WHAT THE TASK ASKS
The entire listing is to be repeated verbatim.

=== PROVIDED RECORDS ===

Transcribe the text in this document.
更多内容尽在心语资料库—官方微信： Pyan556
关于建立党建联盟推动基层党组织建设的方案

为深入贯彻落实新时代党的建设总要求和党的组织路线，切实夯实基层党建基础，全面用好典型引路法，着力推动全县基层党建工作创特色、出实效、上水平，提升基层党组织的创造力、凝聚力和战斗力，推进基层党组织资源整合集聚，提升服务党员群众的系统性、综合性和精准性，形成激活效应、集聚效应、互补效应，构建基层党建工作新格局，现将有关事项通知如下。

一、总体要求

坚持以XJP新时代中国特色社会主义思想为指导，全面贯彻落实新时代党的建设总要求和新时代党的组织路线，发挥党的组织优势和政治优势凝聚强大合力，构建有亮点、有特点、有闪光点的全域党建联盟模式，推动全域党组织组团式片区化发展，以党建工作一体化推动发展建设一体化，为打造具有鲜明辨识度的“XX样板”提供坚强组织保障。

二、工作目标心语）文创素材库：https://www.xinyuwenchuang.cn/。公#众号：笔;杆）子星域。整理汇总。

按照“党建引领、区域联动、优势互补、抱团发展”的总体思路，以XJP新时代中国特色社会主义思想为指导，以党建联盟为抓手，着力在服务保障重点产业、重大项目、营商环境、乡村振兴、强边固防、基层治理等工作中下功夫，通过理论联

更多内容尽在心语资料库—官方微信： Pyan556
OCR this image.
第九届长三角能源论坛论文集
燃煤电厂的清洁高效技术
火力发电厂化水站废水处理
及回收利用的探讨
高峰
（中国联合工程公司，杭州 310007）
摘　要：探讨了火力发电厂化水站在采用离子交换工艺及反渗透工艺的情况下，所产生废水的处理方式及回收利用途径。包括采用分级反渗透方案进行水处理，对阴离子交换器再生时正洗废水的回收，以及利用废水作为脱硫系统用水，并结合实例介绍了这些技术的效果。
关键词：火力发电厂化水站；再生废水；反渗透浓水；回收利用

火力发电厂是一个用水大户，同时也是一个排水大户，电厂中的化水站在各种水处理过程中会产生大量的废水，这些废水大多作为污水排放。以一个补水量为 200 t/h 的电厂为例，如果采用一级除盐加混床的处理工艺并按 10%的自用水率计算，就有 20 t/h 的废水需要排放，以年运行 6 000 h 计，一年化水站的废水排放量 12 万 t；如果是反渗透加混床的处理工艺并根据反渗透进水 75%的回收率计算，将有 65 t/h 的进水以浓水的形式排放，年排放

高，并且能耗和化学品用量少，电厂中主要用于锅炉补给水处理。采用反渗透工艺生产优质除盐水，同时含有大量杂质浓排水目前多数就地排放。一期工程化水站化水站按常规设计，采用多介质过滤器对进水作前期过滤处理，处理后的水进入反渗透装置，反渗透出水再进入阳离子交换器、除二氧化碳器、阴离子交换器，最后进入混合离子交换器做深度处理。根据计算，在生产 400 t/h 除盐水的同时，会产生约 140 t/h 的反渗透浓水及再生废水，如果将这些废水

===

WRITTEN SOLUTION
Transcribe the text in this document.
更多内容尽在心语资料库—官方微信： Pyan556
关于建立党建联盟推动基层党组织建设的方案

为深入贯彻落实新时代党的建设总要求和党的组织路线，切实夯实基层党建基础，全面用好典型引路法，着力推动全县基层党建工作创特色、出实效、上水平，提升基层党组织的创造力、凝聚力和战斗力，推进基层党组织资源整合集聚，提升服务党员群众的系统性、综合性和精准性，形成激活效应、集聚效应、互补效应，构建基层党建工作新格局，现将有关事项通知如下。

一、总体要求

坚持以XJP新时代中国特色社会主义思想为指导，全面贯彻落实新时代党的建设总要求和新时代党的组织路线，发挥党的组织优势和政治优势凝聚强大合力，构建有亮点、有特点、有闪光点的全域党建联盟模式，推动全域党组织组团式片区化发展，以党建工作一体化推动发展建设一体化，为打造具有鲜明辨识度的“XX样板”提供坚强组织保障。

二、工作目标心语）文创素材库：https://www.xinyuwenchuang.cn/。公#众号：笔;杆）子星域。整理汇总。

按照“党建引领、区域联动、优势互补、抱团发展”的总体思路，以XJP新时代中国特色社会主义思想为指导，以党建联盟为抓手，着力在服务保障重点产业、重大项目、营商环境、乡村振兴、强边固防、基层治理等工作中下功夫，通过理论联

更多内容尽在心语资料库—官方微信： Pyan556
OCR this image.
第九届长三角能源论坛论文集
燃煤电厂的清洁高效技术
火力发电厂化水站废水处理
及回收利用的探讨
高峰
（中国联合工程公司，杭州 310007）
摘　要：探讨了火力发电厂化水站在采用离子交换工艺及反渗透工艺的情况下，所产生废水的处理方式及回收利用途径。包括采用分级反渗透方案进行水处理，对阴离子交换器再生时正洗废水的回收，以及利用废水作为脱硫系统用水，并结合实例介绍了这些技术的效果。
关键词：火力发电厂化水站；再生废水；反渗透浓水；回收利用

火力发电厂是一个用水大户，同时也是一个排水大户，电厂中的化水站在各种水处理过程中会产生大量的废水，这些废水大多作为污水排放。以一个补水量为 200 t/h 的电厂为例，如果采用一级除盐加混床的处理工艺并按 10%的自用水率计算，就有 20 t/h 的废水需要排放，以年运行 6 000 h 计，一年化水站的废水排放量 12 万 t；如果是反渗透加混床的处理工艺并根据反渗透进水 75%的回收率计算，将有 65 t/h 的进水以浓水的形式排放，年排放

高，并且能耗和化学品用量少，电厂中主要用于锅炉补给水处理。采用反渗透工艺生产优质除盐水，同时含有大量杂质浓排水目前多数就地排放。一期工程化水站化水站按常规设计，采用多介质过滤器对进水作前期过滤处理，处理后的水进入反渗透装置，反渗透出水再进入阳离子交换器、除二氧化碳器、阴离子交换器，最后进入混合离子交换器做深度处理。根据计算，在生产 400 t/h 除盐水的同时，会产生约 140 t/h 的反渗透浓水及再生废水，如果将这些废水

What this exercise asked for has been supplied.